Bitte gib aus dem Material unten nur die Zeilen wortgetreu wieder, beginnend mit der Zeile mit „sidebar-item[interactable]: Интеграции (0, 313, 142, 347)“ und weiter bis einschließlich der Zeile mit „bar-chart-icon (25, 7, 43, 25)“.

**ZU BEARBEITENDES MATERIAL:**
○ ○ ○ ○
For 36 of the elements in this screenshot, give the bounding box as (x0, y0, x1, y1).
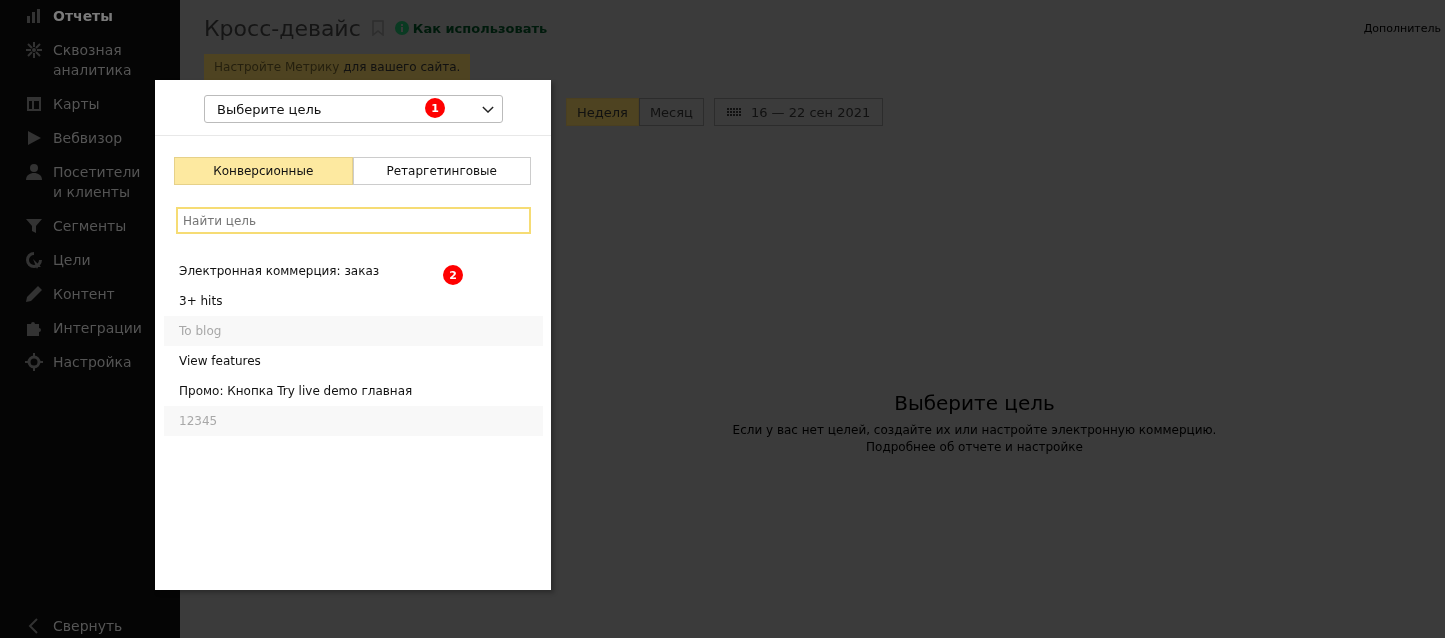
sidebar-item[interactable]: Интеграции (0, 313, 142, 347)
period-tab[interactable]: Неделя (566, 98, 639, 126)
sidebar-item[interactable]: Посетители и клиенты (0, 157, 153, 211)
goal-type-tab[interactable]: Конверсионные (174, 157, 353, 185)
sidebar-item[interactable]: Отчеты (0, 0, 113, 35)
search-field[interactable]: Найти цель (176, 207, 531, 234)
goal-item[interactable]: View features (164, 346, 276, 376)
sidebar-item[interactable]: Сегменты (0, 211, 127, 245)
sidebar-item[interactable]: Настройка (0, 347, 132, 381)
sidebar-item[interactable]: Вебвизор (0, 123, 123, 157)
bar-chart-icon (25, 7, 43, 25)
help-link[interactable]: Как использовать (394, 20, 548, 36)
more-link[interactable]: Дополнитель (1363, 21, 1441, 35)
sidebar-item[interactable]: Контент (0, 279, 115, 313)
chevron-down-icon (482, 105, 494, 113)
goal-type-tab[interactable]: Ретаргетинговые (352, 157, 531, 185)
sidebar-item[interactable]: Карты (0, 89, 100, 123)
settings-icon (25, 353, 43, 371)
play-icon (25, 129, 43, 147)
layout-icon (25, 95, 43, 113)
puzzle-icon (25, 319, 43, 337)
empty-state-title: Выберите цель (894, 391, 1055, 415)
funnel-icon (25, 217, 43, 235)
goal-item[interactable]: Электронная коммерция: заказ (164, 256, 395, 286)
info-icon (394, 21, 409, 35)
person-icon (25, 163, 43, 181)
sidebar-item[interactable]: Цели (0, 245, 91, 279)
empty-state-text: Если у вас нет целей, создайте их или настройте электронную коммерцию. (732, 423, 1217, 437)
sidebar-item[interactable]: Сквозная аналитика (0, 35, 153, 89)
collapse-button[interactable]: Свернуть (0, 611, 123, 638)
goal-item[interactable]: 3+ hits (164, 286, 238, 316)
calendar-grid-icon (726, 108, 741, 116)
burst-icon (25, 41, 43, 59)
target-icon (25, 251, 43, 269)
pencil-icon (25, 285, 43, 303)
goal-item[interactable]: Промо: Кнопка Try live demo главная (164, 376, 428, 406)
○ ○ ○ ○
**DIE ANTWORT:**
sidebar-item[interactable]: Интеграции (0, 313, 142, 347)
period-tab[interactable]: Неделя (566, 98, 639, 126)
sidebar-item[interactable]: Посетители и клиенты (0, 157, 153, 211)
goal-type-tab[interactable]: Конверсионные (174, 157, 353, 185)
sidebar-item[interactable]: Отчеты (0, 0, 113, 35)
search-field[interactable]: Найти цель (176, 207, 531, 234)
goal-item[interactable]: View features (164, 346, 276, 376)
sidebar-item[interactable]: Сегменты (0, 211, 127, 245)
sidebar-item[interactable]: Настройка (0, 347, 132, 381)
sidebar-item[interactable]: Вебвизор (0, 123, 123, 157)
bar-chart-icon (25, 7, 43, 25)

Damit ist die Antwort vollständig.